Goal: How many lines in the records below contain the word "polarity"? Give only the number.
-------------------------
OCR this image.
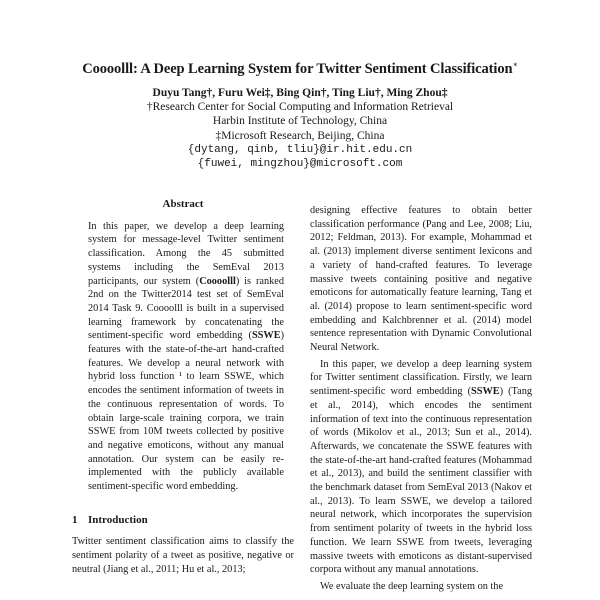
Coooolll: A Deep Learning System for Twitter Sentiment Classification∗
Duyu Tang†, Furu Wei‡, Bing Qin†, Ting Liu†, Ming Zhou‡
†Research Center for Social Computing and Information Retrieval
Harbin Institute of Technology, China
‡Microsoft Research, Beijing, China
{dytang, qinb, tliu}@ir.hit.edu.cn
{fuwei, mingzhou}@microsoft.com
Abstract

In this paper, we develop a deep learning system for message-level Twitter sentiment classification. Among the 45 submitted systems including the SemEval 2013 participants, our system (Coooolll) is ranked 2nd on the Twitter2014 test set of SemEval 2014 Task 9. Coooolll is built in a supervised learning framework by concatenating the sentiment-specific word embedding (SSWE) features with the state-of-the-art hand-crafted features. We develop a neural network with hybrid loss function ¹ to learn SSWE, which encodes the sentiment information of tweets in the continuous representation of words. To obtain large-scale training corpora, we train SSWE from 10M tweets collected by positive and negative emoticons, without any manual annotation. Our system can be easily re-implemented with the publicly available sentiment-specific word embedding.

1 Introduction

Twitter sentiment classification aims to classify the sentiment polarity of a tweet as positive, negative or neutral (Jiang et al., 2011; Hu et al., 2013;

designing effective features to obtain better classification performance (Pang and Lee, 2008; Liu, 2012; Feldman, 2013). For example, Mohammad et al. (2013) implement diverse sentiment lexicons and a variety of hand-crafted features. To leverage massive tweets containing positive and negative emoticons for automatically feature learning, Tang et al. (2014) propose to learn sentiment-specific word embedding and Kalchbrenner et al. (2014) model sentence representation with Dynamic Convolutional Neural Network.

In this paper, we develop a deep learning system for Twitter sentiment classification. Firstly, we learn sentiment-specific word embedding (SSWE) (Tang et al., 2014), which encodes the sentiment information of text into the continuous representation of words (Mikolov et al., 2013; Sun et al., 2014). Afterwards, we concatenate the SSWE features with the state-of-the-art hand-crafted features (Mohammad et al., 2013), and build the sentiment classifier with the benchmark dataset from SemEval 2013 (Nakov et al., 2013). To learn SSWE, we develop a tailored neural network, which incorporates the supervision from sentiment polarity of tweets in the hybrid loss function. We learn SSWE from tweets, leveraging massive tweets with emoticons as distant-supervised corpora without any manual annotations.

We evaluate the deep learning system on the
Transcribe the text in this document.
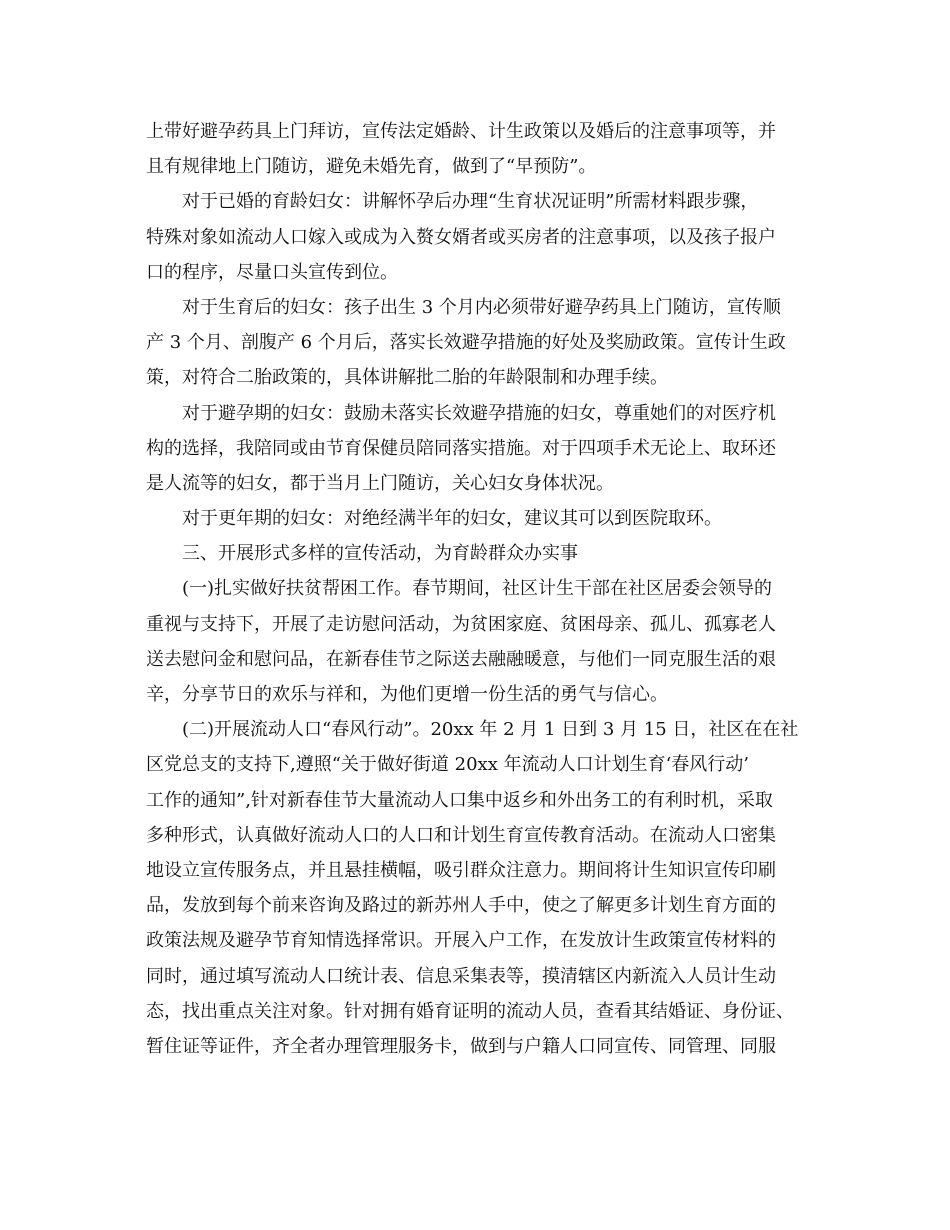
上带好避孕药具上门拜访，宣传法定婚龄、计生政策以及婚后的注意事项等，并
且有规律地上门随访，避免未婚先育，做到了“早预防”。
对于已婚的育龄妇女：讲解怀孕后办理“生育状况证明”所需材料跟步骤，
特殊对象如流动人口嫁入或成为入赘女婿者或买房者的注意事项，以及孩子报户
口的程序，尽量口头宣传到位。
对于生育后的妇女：孩子出生 3 个月内必须带好避孕药具上门随访，宣传顺
产 3 个月、剖腹产 6 个月后，落实长效避孕措施的好处及奖励政策。宣传计生政
策，对符合二胎政策的，具体讲解批二胎的年龄限制和办理手续。
对于避孕期的妇女：鼓励未落实长效避孕措施的妇女，尊重她们的对医疗机
构的选择，我陪同或由节育保健员陪同落实措施。对于四项手术无论上、取环还
是人流等的妇女，都于当月上门随访，关心妇女身体状况。
对于更年期的妇女：对绝经满半年的妇女，建议其可以到医院取环。
三、开展形式多样的宣传活动，为育龄群众办实事
(一)扎实做好扶贫帮困工作。春节期间，社区计生干部在社区居委会领导的
重视与支持下，开展了走访慰问活动，为贫困家庭、贫困母亲、孤儿、孤寡老人
送去慰问金和慰问品，在新春佳节之际送去融融暖意，与他们一同克服生活的艰
辛，分享节日的欢乐与祥和，为他们更增一份生活的勇气与信心。
(二)开展流动人口“春风行动”。20xx 年 2 月 1 日到 3 月 15 日，社区在在社
区党总支的支持下,遵照“关于做好街道 20xx 年流动人口计划生育‘春风行动’
工作的通知”,针对新春佳节大量流动人口集中返乡和外出务工的有利时机，采取
多种形式，认真做好流动人口的人口和计划生育宣传教育活动。在流动人口密集
地设立宣传服务点，并且悬挂横幅，吸引群众注意力。期间将计生知识宣传印刷
品，发放到每个前来咨询及路过的新苏州人手中，使之了解更多计划生育方面的
政策法规及避孕节育知情选择常识。开展入户工作，在发放计生政策宣传材料的
同时，通过填写流动人口统计表、信息采集表等，摸清辖区内新流入人员计生动
态，找出重点关注对象。针对拥有婚育证明的流动人员，查看其结婚证、身份证、
暂住证等证件，齐全者办理管理服务卡，做到与户籍人口同宣传、同管理、同服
-------------------------
Answer below: 2